-- Start DATA SHOWN --

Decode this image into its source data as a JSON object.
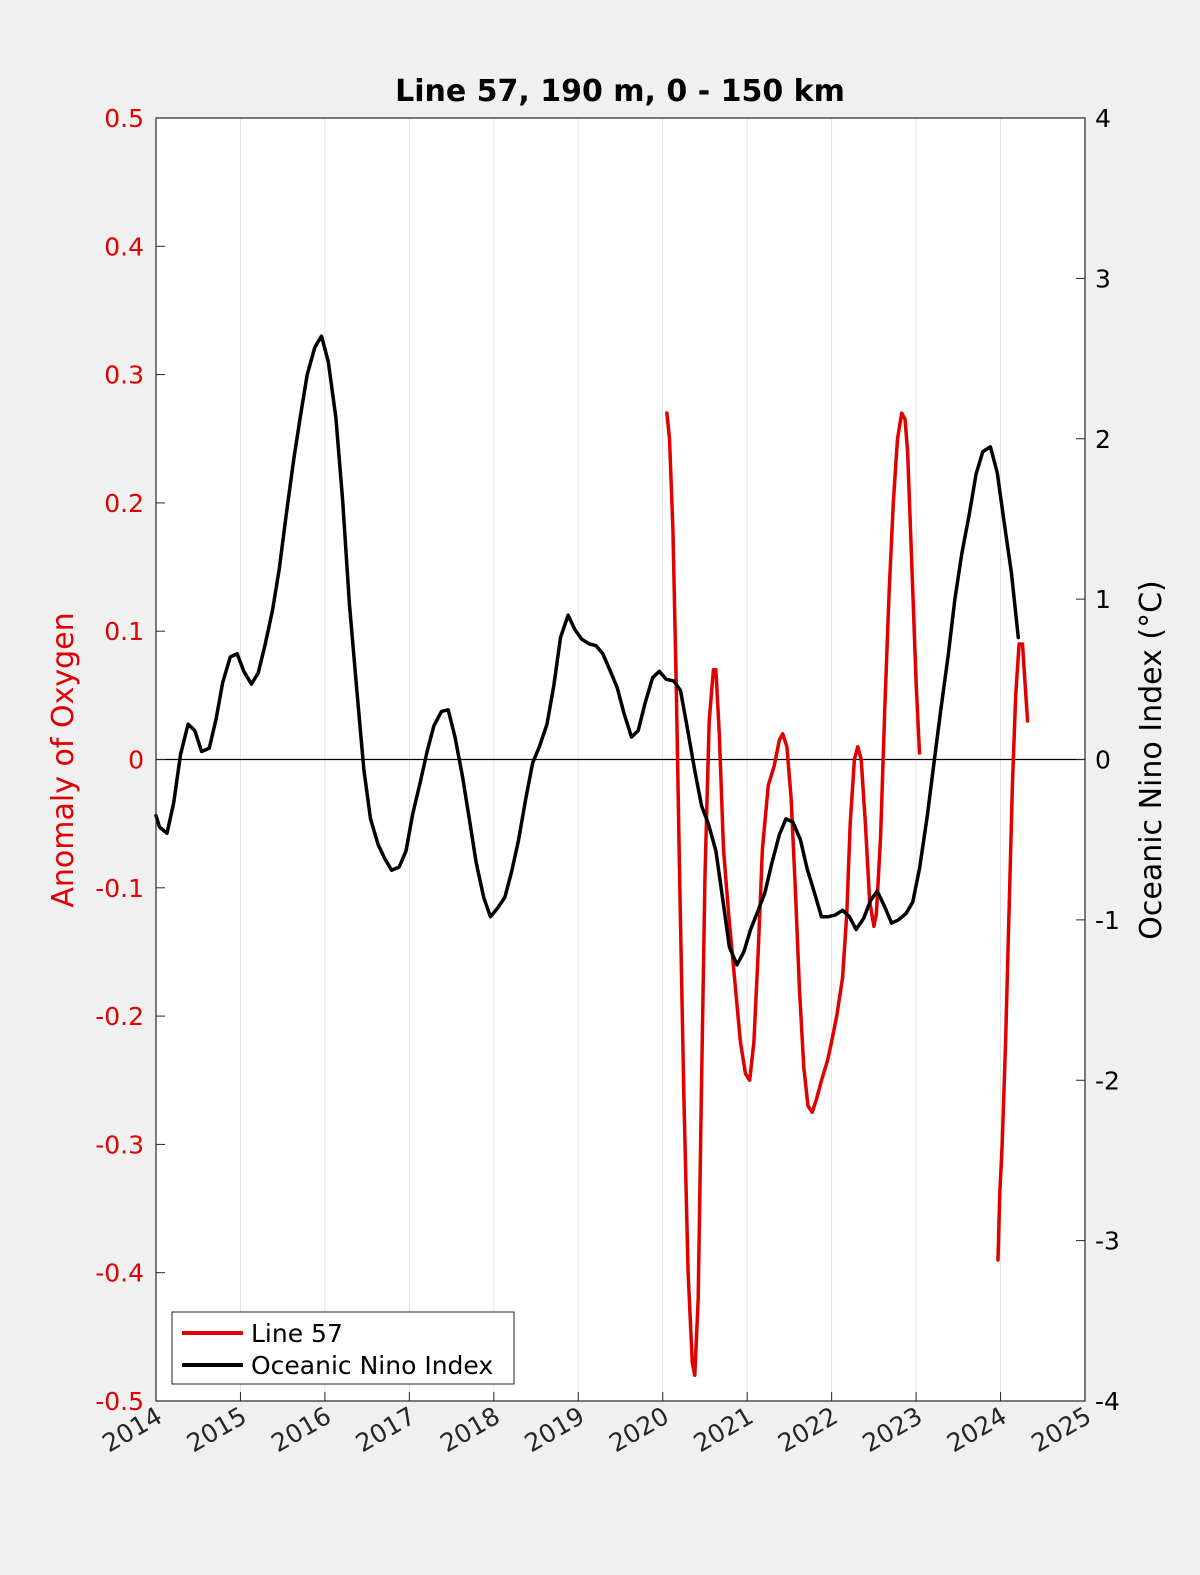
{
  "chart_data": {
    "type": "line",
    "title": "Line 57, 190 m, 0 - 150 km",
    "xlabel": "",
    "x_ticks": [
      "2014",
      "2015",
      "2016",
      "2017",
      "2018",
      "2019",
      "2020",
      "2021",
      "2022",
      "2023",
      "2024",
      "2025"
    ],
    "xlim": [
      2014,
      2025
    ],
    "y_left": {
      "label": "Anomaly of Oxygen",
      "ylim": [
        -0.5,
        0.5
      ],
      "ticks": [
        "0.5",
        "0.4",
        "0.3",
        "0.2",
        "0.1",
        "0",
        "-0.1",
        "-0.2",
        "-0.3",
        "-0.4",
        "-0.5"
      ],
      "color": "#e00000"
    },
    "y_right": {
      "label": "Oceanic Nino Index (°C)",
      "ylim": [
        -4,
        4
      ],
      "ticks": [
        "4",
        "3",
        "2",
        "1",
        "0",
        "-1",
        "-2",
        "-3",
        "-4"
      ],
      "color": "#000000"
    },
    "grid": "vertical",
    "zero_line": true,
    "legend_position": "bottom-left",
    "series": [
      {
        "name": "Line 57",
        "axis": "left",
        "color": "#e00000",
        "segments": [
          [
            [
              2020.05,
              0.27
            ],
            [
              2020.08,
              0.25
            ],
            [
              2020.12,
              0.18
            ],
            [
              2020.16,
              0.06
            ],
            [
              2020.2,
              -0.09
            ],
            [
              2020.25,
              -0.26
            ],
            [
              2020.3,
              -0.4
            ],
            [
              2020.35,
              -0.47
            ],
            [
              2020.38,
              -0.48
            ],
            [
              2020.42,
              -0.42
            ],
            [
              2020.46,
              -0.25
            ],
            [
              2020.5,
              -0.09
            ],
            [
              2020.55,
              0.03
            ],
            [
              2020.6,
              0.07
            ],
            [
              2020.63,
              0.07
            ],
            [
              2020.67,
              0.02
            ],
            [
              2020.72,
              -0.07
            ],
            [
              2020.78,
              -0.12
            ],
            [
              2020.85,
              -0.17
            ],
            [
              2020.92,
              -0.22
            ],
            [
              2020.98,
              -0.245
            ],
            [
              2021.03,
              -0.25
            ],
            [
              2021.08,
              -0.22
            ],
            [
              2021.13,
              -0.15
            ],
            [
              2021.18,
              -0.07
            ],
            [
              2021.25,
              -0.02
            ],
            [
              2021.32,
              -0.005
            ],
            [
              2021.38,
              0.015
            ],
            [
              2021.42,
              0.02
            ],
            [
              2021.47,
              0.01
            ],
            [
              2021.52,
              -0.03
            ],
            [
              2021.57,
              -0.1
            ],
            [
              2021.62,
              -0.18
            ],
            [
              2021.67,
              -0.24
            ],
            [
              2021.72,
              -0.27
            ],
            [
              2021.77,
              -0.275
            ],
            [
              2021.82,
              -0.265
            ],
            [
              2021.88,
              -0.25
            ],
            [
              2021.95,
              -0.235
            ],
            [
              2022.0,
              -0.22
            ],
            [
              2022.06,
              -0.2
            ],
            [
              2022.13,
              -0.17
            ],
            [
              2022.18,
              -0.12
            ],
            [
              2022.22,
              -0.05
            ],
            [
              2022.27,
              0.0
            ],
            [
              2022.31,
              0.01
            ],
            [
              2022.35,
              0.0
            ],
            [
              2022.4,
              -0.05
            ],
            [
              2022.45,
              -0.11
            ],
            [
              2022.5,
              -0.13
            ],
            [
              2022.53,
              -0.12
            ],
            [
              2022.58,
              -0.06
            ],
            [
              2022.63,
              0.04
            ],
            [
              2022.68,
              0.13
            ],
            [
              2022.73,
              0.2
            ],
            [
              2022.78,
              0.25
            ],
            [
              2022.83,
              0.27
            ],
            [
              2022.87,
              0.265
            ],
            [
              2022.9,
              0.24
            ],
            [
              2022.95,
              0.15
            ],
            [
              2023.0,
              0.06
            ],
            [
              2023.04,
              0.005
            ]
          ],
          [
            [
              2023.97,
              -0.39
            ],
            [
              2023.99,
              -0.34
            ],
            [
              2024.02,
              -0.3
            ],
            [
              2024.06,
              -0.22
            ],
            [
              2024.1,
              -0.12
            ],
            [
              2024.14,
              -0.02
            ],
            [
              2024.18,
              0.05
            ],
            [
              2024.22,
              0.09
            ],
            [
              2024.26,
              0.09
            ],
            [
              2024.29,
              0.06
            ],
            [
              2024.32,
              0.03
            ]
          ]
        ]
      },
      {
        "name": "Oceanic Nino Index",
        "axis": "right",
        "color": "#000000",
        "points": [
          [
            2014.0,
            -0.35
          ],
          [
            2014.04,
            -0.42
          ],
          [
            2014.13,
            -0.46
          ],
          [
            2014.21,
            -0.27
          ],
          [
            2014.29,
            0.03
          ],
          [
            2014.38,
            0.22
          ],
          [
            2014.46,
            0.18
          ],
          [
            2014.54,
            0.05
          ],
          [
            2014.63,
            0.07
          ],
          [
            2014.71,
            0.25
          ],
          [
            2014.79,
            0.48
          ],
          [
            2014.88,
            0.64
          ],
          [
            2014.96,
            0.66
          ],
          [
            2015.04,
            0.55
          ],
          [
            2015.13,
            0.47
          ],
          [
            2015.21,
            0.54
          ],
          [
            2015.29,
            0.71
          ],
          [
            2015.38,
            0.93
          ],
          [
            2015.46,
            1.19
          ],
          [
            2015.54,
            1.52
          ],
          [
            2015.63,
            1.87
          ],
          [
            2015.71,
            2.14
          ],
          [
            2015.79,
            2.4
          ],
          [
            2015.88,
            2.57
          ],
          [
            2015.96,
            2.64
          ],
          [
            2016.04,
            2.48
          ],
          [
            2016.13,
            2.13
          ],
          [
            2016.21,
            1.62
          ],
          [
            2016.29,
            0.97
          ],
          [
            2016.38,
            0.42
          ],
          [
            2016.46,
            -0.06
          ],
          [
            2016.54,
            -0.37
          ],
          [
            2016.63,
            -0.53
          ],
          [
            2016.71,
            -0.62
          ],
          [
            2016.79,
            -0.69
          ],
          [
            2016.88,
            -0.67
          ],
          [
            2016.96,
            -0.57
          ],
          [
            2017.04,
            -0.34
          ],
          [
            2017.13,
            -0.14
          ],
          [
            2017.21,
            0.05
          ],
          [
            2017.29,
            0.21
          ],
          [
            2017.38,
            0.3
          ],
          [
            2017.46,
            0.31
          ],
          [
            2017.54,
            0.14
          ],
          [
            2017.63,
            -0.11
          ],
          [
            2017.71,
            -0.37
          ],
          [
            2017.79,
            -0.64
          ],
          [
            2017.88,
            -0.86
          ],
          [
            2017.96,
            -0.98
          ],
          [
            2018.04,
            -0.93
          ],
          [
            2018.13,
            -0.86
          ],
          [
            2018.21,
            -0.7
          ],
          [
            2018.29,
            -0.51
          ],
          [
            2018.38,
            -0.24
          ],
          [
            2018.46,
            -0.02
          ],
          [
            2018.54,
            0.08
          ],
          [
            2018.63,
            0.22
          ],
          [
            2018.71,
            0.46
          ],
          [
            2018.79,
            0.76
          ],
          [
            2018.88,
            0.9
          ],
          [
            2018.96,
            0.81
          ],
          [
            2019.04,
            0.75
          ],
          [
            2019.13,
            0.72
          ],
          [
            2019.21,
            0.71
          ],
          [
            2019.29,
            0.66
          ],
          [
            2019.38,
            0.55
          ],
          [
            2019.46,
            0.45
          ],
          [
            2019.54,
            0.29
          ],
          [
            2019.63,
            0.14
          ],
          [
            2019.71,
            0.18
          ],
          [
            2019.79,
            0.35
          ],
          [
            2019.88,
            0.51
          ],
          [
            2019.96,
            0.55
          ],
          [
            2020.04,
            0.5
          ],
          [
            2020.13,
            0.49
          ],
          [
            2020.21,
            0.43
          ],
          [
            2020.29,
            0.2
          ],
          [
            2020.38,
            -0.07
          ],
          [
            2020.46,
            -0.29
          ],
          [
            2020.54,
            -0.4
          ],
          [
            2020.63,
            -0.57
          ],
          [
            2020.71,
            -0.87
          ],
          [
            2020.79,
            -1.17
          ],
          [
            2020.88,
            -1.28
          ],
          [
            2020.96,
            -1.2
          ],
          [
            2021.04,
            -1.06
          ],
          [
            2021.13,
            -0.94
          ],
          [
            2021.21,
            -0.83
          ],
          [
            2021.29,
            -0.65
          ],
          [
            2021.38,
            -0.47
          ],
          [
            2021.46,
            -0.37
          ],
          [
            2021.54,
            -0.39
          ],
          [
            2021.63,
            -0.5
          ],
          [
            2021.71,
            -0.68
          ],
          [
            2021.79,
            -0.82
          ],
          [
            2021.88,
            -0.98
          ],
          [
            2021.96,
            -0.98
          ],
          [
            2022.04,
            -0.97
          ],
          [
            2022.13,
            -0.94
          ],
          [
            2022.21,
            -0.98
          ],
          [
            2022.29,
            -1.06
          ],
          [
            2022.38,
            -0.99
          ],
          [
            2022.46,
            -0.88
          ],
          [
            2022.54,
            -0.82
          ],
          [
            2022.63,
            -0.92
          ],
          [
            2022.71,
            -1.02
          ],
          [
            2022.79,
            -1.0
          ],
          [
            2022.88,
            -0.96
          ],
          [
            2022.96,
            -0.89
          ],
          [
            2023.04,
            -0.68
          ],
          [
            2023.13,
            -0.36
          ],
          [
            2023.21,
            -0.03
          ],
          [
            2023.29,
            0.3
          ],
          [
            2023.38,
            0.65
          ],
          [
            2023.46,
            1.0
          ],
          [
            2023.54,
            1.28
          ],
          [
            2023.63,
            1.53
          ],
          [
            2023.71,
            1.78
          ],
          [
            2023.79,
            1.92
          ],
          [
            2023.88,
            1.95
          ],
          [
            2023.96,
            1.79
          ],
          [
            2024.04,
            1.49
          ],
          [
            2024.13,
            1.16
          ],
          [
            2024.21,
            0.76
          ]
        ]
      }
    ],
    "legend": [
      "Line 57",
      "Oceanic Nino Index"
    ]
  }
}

-- End DATA SHOWN --
-- Start DATA SHOWN --

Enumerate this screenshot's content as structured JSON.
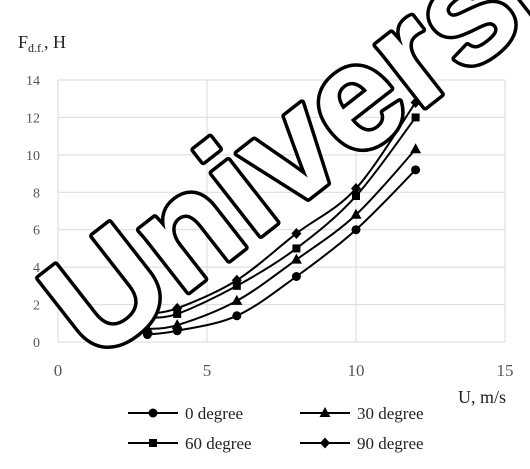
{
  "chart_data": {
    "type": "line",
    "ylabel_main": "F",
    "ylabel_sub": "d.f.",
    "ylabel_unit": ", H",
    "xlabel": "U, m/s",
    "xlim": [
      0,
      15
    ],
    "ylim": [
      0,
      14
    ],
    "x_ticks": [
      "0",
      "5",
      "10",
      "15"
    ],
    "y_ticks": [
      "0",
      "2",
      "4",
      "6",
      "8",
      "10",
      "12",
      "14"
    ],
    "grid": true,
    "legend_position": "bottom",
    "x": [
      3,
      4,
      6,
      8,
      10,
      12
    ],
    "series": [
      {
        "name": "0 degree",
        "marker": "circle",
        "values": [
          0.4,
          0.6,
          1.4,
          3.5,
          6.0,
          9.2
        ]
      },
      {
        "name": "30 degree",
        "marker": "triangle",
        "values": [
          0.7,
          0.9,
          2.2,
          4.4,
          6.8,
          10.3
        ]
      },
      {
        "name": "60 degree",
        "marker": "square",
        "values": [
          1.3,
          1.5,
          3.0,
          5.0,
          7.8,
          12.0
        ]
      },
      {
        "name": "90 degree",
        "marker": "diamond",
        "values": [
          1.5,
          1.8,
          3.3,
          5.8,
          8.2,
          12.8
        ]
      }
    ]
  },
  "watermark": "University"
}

-- End DATA SHOWN --

= THE PROBLEM =
Gather each line of the listing that holds the string "degree".

= COMPLETED TASK =
        "name": "0 degree",
        "name": "30 degree",
        "name": "60 degree",
        "name": "90 degree",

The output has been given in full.